• Work required:
Each line containing the word "soft" must be collected.

• Exercise inputs:
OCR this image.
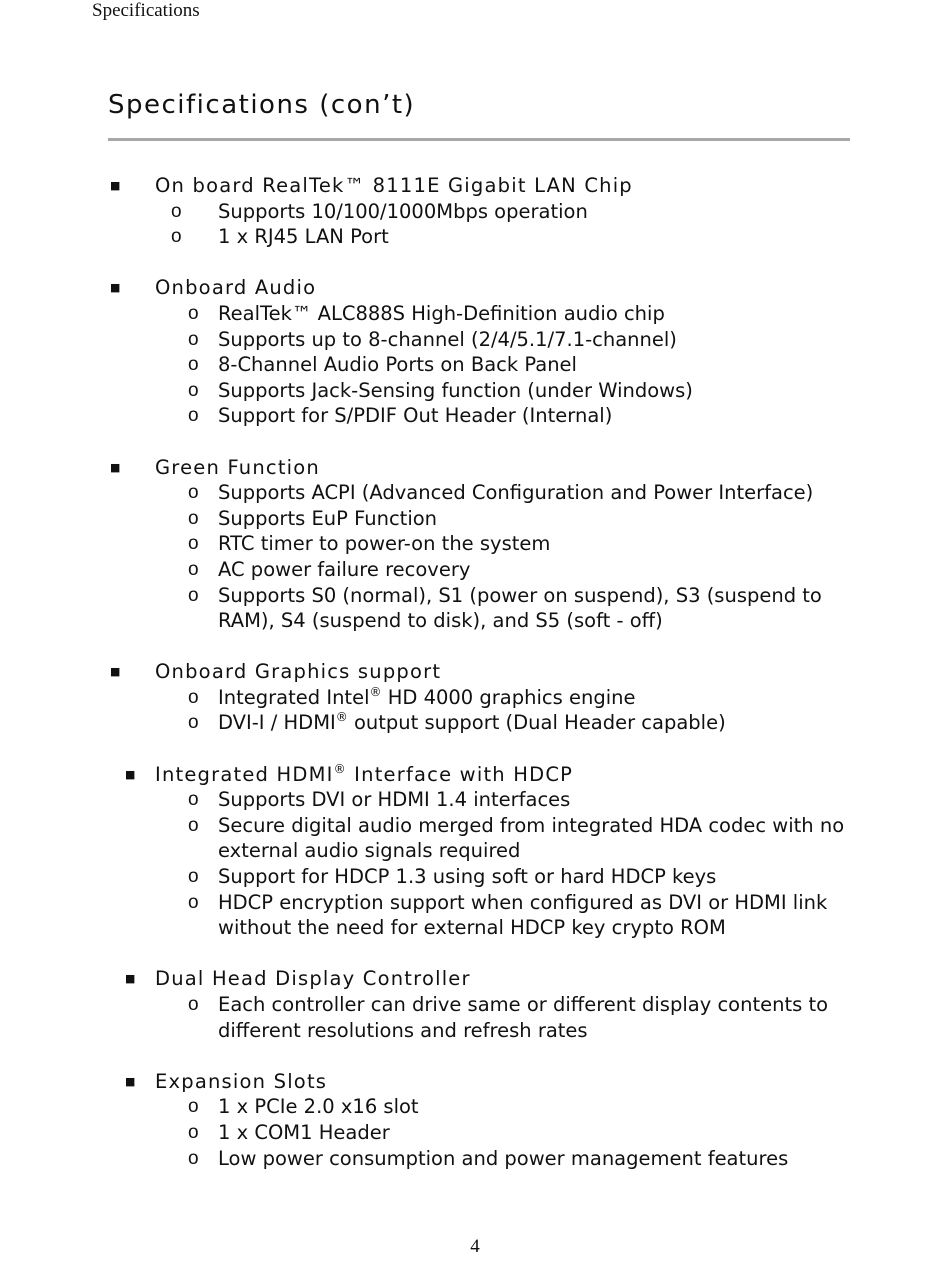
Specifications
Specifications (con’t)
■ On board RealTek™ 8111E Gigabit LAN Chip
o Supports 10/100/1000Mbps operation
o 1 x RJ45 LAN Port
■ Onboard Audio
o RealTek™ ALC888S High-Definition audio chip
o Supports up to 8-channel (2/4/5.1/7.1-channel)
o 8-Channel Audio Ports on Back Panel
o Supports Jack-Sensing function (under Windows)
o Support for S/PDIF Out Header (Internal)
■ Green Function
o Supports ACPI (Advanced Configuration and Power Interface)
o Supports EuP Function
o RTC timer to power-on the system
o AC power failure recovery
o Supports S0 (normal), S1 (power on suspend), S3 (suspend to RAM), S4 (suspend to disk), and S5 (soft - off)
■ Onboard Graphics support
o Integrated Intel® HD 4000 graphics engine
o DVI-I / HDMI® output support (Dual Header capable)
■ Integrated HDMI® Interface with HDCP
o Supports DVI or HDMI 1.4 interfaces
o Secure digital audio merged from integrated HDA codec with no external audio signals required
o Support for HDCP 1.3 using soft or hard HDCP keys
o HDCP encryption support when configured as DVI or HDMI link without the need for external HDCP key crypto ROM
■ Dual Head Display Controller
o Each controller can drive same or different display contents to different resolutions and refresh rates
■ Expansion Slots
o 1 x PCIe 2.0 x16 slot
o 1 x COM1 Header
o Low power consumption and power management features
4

--

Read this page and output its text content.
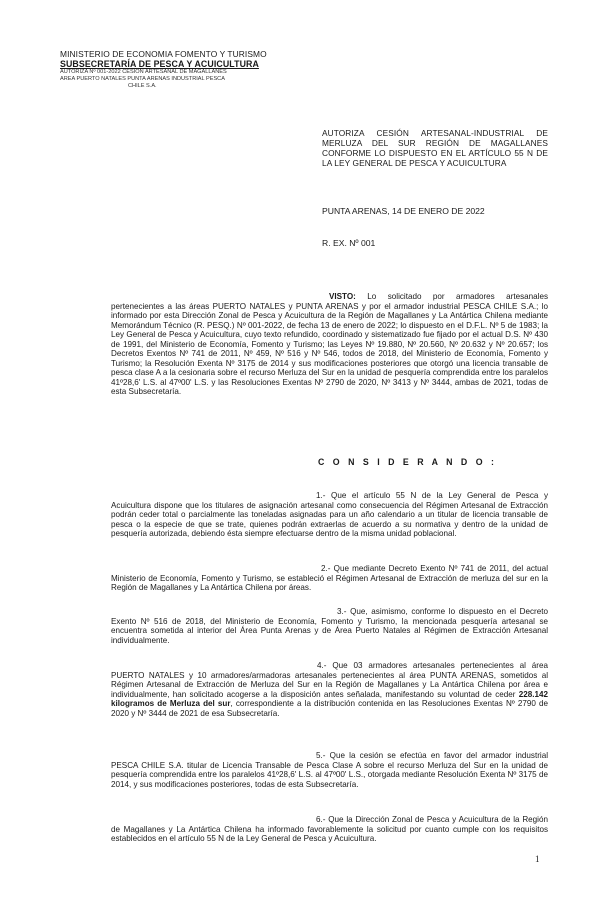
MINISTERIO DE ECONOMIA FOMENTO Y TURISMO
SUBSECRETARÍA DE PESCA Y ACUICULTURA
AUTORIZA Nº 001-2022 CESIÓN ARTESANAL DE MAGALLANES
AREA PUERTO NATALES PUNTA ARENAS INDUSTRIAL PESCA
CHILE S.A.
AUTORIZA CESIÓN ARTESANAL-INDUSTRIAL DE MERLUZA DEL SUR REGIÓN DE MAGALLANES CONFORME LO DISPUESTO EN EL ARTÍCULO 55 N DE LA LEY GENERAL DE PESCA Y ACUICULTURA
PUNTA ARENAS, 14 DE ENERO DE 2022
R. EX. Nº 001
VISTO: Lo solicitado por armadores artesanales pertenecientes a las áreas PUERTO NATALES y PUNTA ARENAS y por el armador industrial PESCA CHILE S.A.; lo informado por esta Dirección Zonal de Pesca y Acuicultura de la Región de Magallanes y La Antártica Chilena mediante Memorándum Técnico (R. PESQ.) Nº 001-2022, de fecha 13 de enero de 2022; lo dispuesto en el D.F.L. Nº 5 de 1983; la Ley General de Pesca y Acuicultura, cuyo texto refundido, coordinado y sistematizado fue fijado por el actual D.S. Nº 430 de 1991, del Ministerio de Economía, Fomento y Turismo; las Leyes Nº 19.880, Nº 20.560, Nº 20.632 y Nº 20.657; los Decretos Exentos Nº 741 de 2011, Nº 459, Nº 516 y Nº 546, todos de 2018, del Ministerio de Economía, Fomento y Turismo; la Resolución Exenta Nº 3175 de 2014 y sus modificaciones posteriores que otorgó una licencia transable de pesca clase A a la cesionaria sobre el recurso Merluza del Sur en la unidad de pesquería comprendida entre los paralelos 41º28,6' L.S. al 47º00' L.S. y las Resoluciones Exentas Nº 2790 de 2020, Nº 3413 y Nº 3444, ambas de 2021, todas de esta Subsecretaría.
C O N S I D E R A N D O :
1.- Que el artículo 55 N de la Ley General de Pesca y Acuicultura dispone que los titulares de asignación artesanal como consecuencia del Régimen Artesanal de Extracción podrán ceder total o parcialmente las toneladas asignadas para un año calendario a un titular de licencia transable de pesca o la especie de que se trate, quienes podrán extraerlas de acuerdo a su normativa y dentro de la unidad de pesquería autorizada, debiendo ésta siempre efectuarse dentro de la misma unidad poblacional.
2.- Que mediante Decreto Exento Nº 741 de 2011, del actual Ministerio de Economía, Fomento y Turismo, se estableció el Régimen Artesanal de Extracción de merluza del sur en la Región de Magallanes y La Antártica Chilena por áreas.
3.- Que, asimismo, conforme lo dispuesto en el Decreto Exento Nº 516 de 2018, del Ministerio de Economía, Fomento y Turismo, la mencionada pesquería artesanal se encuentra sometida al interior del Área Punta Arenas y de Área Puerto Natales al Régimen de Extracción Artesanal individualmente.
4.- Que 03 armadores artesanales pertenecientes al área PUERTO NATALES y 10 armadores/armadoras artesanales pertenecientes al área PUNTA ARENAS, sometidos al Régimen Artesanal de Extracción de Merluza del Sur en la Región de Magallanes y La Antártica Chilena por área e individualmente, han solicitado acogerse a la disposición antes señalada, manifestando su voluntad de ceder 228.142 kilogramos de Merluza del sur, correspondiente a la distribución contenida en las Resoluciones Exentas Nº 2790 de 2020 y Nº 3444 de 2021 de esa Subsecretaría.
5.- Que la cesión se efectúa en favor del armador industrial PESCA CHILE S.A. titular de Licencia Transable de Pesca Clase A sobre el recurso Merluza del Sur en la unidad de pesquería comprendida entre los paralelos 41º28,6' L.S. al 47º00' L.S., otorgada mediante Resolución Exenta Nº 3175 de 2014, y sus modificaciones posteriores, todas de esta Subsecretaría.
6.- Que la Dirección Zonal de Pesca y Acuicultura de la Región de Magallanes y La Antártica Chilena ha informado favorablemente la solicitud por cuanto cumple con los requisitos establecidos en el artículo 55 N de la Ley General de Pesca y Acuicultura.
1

--

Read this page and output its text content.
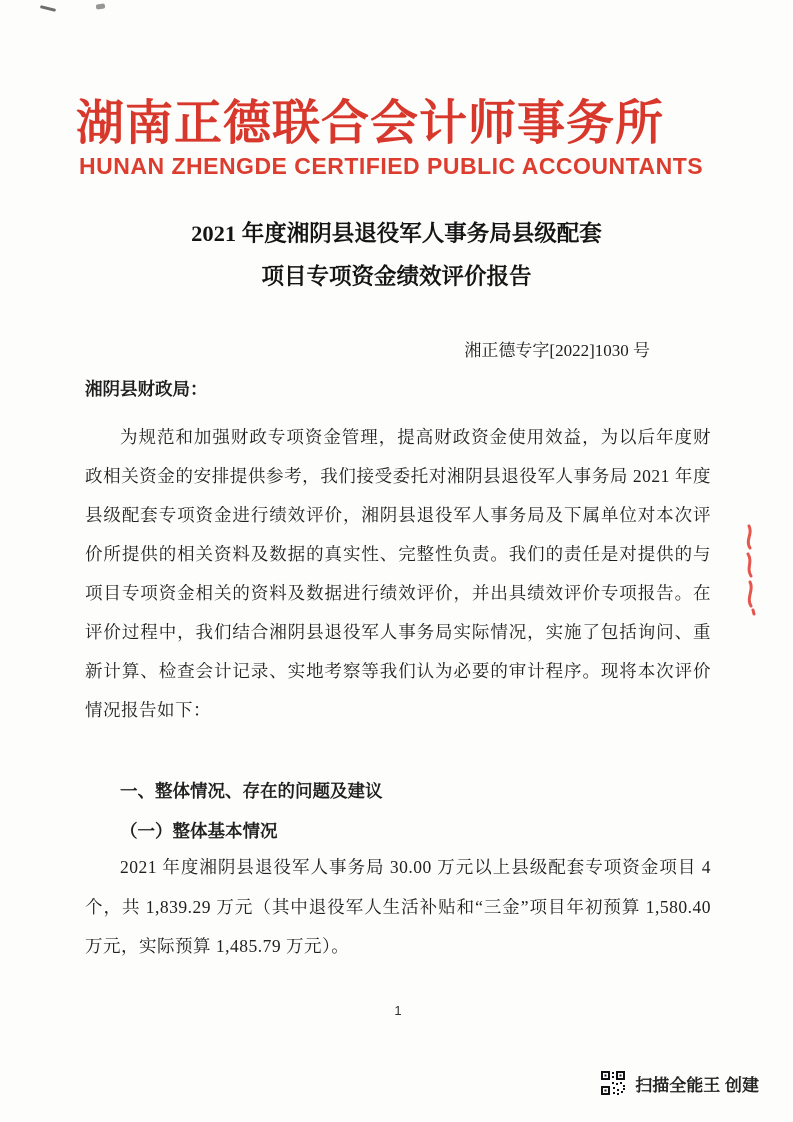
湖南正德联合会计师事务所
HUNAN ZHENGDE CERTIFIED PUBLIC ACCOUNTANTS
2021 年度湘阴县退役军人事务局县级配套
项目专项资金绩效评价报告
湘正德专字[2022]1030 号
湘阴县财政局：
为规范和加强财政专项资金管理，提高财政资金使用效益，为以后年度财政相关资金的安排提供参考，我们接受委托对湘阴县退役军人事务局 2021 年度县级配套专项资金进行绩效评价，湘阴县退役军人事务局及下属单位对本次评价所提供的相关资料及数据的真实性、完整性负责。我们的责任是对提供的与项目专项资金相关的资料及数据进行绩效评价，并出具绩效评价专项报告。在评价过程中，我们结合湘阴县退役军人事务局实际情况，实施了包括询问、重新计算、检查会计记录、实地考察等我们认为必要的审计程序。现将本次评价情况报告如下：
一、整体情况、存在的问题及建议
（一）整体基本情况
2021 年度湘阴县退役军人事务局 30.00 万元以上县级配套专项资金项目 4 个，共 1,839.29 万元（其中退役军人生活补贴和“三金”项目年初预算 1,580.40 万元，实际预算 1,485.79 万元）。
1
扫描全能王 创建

• Final result:
o Supports S0 (normal), S1 (power on suspend), S3 (suspend to RAM), S4 (suspend to disk), and S5 (soft - off)
o Support for HDCP 1.3 using soft or hard HDCP keys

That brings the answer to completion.